[THE REQUEST] Reproduce each line exactly. Skip none.

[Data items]
· · · · ·
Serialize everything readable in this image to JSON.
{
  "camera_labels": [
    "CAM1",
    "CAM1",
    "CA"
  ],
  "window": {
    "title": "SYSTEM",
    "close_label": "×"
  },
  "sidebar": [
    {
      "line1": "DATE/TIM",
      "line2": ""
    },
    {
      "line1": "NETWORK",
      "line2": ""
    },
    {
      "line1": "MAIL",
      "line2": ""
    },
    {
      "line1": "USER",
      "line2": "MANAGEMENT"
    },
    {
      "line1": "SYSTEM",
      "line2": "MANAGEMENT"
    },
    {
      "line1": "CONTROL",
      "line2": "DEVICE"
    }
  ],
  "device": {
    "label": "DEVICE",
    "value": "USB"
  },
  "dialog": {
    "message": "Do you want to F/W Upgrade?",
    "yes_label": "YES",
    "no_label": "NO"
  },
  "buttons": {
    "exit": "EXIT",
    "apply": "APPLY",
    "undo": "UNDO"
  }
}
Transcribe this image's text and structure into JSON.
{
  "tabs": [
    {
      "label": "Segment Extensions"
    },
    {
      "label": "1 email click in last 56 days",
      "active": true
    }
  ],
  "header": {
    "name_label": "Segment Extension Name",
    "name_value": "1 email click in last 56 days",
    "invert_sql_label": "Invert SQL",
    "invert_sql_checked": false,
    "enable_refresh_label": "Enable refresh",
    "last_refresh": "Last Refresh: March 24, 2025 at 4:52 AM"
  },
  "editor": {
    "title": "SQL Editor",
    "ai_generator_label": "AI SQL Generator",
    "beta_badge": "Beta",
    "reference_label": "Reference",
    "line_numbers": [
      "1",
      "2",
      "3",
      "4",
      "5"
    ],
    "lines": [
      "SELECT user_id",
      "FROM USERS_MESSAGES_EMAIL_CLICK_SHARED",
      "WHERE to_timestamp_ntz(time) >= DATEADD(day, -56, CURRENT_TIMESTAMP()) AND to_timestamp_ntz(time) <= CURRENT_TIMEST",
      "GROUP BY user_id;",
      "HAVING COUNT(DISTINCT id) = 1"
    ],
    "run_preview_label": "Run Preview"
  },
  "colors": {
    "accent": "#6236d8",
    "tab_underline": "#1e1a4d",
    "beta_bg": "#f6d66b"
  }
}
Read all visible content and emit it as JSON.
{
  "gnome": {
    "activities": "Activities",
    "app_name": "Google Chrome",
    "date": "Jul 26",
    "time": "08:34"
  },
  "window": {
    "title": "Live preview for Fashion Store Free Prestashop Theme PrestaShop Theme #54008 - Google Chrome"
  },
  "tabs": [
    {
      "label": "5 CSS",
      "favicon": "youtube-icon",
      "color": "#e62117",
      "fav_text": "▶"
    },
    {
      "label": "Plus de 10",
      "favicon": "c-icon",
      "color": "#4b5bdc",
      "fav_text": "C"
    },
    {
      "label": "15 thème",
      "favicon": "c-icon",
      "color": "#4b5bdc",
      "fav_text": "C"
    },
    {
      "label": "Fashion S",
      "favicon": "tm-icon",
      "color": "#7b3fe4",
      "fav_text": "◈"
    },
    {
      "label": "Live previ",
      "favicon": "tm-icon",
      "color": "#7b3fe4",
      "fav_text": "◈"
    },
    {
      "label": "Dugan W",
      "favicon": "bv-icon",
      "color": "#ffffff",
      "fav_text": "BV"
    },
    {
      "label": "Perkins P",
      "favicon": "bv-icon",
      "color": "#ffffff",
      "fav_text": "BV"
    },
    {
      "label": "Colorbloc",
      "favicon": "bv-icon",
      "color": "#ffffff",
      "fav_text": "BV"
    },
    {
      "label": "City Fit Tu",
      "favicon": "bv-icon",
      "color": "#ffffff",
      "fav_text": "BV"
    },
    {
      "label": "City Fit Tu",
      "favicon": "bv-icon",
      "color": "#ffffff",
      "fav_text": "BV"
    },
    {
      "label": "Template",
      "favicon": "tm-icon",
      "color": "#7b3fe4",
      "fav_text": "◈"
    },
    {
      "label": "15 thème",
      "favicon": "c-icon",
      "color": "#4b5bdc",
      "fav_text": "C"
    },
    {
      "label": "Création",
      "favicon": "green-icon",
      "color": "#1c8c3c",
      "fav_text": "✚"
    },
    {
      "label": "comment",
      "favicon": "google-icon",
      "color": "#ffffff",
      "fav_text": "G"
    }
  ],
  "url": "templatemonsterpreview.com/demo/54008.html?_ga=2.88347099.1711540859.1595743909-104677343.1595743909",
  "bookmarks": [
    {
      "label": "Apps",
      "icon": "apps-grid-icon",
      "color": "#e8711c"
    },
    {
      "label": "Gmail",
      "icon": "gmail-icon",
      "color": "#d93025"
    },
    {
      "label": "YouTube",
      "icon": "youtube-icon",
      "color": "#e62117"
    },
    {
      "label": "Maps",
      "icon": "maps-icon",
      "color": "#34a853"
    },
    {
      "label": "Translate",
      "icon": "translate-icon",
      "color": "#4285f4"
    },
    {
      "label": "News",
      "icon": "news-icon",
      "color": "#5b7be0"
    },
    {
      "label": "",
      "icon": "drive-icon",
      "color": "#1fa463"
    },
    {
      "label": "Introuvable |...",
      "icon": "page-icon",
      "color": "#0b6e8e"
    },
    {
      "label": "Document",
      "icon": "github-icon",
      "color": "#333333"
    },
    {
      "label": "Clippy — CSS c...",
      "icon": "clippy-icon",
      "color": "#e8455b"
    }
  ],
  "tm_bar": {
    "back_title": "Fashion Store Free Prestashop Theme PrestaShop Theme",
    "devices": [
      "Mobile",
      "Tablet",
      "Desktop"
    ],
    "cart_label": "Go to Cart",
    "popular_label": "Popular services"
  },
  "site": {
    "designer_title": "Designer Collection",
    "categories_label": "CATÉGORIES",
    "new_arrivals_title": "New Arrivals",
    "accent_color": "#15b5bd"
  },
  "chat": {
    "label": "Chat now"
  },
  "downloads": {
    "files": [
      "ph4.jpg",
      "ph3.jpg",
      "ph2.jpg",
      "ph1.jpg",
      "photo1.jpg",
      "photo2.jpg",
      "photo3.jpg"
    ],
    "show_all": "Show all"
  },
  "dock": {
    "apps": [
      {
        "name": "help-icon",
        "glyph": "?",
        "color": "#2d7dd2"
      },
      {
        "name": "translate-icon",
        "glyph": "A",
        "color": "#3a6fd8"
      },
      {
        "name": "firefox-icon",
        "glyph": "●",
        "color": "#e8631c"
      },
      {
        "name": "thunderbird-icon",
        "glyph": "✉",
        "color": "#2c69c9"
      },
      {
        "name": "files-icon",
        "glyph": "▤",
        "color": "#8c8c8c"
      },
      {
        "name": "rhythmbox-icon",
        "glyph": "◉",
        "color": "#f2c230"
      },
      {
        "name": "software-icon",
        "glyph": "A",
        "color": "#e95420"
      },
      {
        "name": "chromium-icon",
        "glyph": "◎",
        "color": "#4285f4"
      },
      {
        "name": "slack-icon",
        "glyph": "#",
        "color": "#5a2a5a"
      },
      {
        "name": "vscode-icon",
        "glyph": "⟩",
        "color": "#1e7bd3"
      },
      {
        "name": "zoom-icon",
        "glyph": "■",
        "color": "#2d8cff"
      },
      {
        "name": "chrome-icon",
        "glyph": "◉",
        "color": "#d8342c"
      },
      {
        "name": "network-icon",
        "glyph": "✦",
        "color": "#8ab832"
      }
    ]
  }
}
· · · · ·
[CORRECT RESPONSE]
Serialize everything readable in this image to JSON.
{
  "camera_labels": [
    "CAM1",
    "CAM1",
    "CA"
  ],
  "window": {
    "title": "SYSTEM",
    "close_label": "×"
  },
  "sidebar": [
    {
      "line1": "DATE/TIM",
      "line2": ""
    },
    {
      "line1": "NETWORK",
      "line2": ""
    },
    {
      "line1": "MAIL",
      "line2": ""
    },
    {
      "line1": "USER",
      "line2": "MANAGEMENT"
    },
    {
      "line1": "SYSTEM",
      "line2": "MANAGEMENT"
    },
    {
      "line1": "CONTROL",
      "line2": "DEVICE"
    }
  ],
  "device": {
    "label": "DEVICE",
    "value": "USB"
  },
  "dialog": {
    "message": "Do you want to F/W Upgrade?",
    "yes_label": "YES",
    "no_label": "NO"
  },
  "buttons": {
    "exit": "EXIT",
    "apply": "APPLY",
    "undo": "UNDO"
  }
}
Transcribe this image's text and structure into JSON.
{
  "tabs": [
    {
      "label": "Segment Extensions"
    },
    {
      "label": "1 email click in last 56 days",
      "active": true
    }
  ],
  "header": {
    "name_label": "Segment Extension Name",
    "name_value": "1 email click in last 56 days",
    "invert_sql_label": "Invert SQL",
    "invert_sql_checked": false,
    "enable_refresh_label": "Enable refresh",
    "last_refresh": "Last Refresh: March 24, 2025 at 4:52 AM"
  },
  "editor": {
    "title": "SQL Editor",
    "ai_generator_label": "AI SQL Generator",
    "beta_badge": "Beta",
    "reference_label": "Reference",
    "line_numbers": [
      "1",
      "2",
      "3",
      "4",
      "5"
    ],
    "lines": [
      "SELECT user_id",
      "FROM USERS_MESSAGES_EMAIL_CLICK_SHARED",
      "WHERE to_timestamp_ntz(time) >= DATEADD(day, -56, CURRENT_TIMESTAMP()) AND to_timestamp_ntz(time) <= CURRENT_TIMEST",
      "GROUP BY user_id;",
      "HAVING COUNT(DISTINCT id) = 1"
    ],
    "run_preview_label": "Run Preview"
  },
  "colors": {
    "accent": "#6236d8",
    "tab_underline": "#1e1a4d",
    "beta_bg": "#f6d66b"
  }
}
Read all visible content and emit it as JSON.
{
  "gnome": {
    "activities": "Activities",
    "app_name": "Google Chrome",
    "date": "Jul 26",
    "time": "08:34"
  },
  "window": {
    "title": "Live preview for Fashion Store Free Prestashop Theme PrestaShop Theme #54008 - Google Chrome"
  },
  "tabs": [
    {
      "label": "5 CSS",
      "favicon": "youtube-icon",
      "color": "#e62117",
      "fav_text": "▶"
    },
    {
      "label": "Plus de 10",
      "favicon": "c-icon",
      "color": "#4b5bdc",
      "fav_text": "C"
    },
    {
      "label": "15 thème",
      "favicon": "c-icon",
      "color": "#4b5bdc",
      "fav_text": "C"
    },
    {
      "label": "Fashion S",
      "favicon": "tm-icon",
      "color": "#7b3fe4",
      "fav_text": "◈"
    },
    {
      "label": "Live previ",
      "favicon": "tm-icon",
      "color": "#7b3fe4",
      "fav_text": "◈"
    },
    {
      "label": "Dugan W",
      "favicon": "bv-icon",
      "color": "#ffffff",
      "fav_text": "BV"
    },
    {
      "label": "Perkins P",
      "favicon": "bv-icon",
      "color": "#ffffff",
      "fav_text": "BV"
    },
    {
      "label": "Colorbloc",
      "favicon": "bv-icon",
      "color": "#ffffff",
      "fav_text": "BV"
    },
    {
      "label": "City Fit Tu",
      "favicon": "bv-icon",
      "color": "#ffffff",
      "fav_text": "BV"
    },
    {
      "label": "City Fit Tu",
      "favicon": "bv-icon",
      "color": "#ffffff",
      "fav_text": "BV"
    },
    {
      "label": "Template",
      "favicon": "tm-icon",
      "color": "#7b3fe4",
      "fav_text": "◈"
    },
    {
      "label": "15 thème",
      "favicon": "c-icon",
      "color": "#4b5bdc",
      "fav_text": "C"
    },
    {
      "label": "Création",
      "favicon": "green-icon",
      "color": "#1c8c3c",
      "fav_text": "✚"
    },
    {
      "label": "comment",
      "favicon": "google-icon",
      "color": "#ffffff",
      "fav_text": "G"
    }
  ],
  "url": "templatemonsterpreview.com/demo/54008.html?_ga=2.88347099.1711540859.1595743909-104677343.1595743909",
  "bookmarks": [
    {
      "label": "Apps",
      "icon": "apps-grid-icon",
      "color": "#e8711c"
    },
    {
      "label": "Gmail",
      "icon": "gmail-icon",
      "color": "#d93025"
    },
    {
      "label": "YouTube",
      "icon": "youtube-icon",
      "color": "#e62117"
    },
    {
      "label": "Maps",
      "icon": "maps-icon",
      "color": "#34a853"
    },
    {
      "label": "Translate",
      "icon": "translate-icon",
      "color": "#4285f4"
    },
    {
      "label": "News",
      "icon": "news-icon",
      "color": "#5b7be0"
    },
    {
      "label": "",
      "icon": "drive-icon",
      "color": "#1fa463"
    },
    {
      "label": "Introuvable |...",
      "icon": "page-icon",
      "color": "#0b6e8e"
    },
    {
      "label": "Document",
      "icon": "github-icon",
      "color": "#333333"
    },
    {
      "label": "Clippy — CSS c...",
      "icon": "clippy-icon",
      "color": "#e8455b"
    }
  ],
  "tm_bar": {
    "back_title": "Fashion Store Free Prestashop Theme PrestaShop Theme",
    "devices": [
      "Mobile",
      "Tablet",
      "Desktop"
    ],
    "cart_label": "Go to Cart",
    "popular_label": "Popular services"
  },
  "site": {
    "designer_title": "Designer Collection",
    "categories_label": "CATÉGORIES",
    "new_arrivals_title": "New Arrivals",
    "accent_color": "#15b5bd"
  },
  "chat": {
    "label": "Chat now"
  },
  "downloads": {
    "files": [
      "ph4.jpg",
      "ph3.jpg",
      "ph2.jpg",
      "ph1.jpg",
      "photo1.jpg",
      "photo2.jpg",
      "photo3.jpg"
    ],
    "show_all": "Show all"
  },
  "dock": {
    "apps": [
      {
        "name": "help-icon",
        "glyph": "?",
        "color": "#2d7dd2"
      },
      {
        "name": "translate-icon",
        "glyph": "A",
        "color": "#3a6fd8"
      },
      {
        "name": "firefox-icon",
        "glyph": "●",
        "color": "#e8631c"
      },
      {
        "name": "thunderbird-icon",
        "glyph": "✉",
        "color": "#2c69c9"
      },
      {
        "name": "files-icon",
        "glyph": "▤",
        "color": "#8c8c8c"
      },
      {
        "name": "rhythmbox-icon",
        "glyph": "◉",
        "color": "#f2c230"
      },
      {
        "name": "software-icon",
        "glyph": "A",
        "color": "#e95420"
      },
      {
        "name": "chromium-icon",
        "glyph": "◎",
        "color": "#4285f4"
      },
      {
        "name": "slack-icon",
        "glyph": "#",
        "color": "#5a2a5a"
      },
      {
        "name": "vscode-icon",
        "glyph": "⟩",
        "color": "#1e7bd3"
      },
      {
        "name": "zoom-icon",
        "glyph": "■",
        "color": "#2d8cff"
      },
      {
        "name": "chrome-icon",
        "glyph": "◉",
        "color": "#d8342c"
      },
      {
        "name": "network-icon",
        "glyph": "✦",
        "color": "#8ab832"
      }
    ]
  }
}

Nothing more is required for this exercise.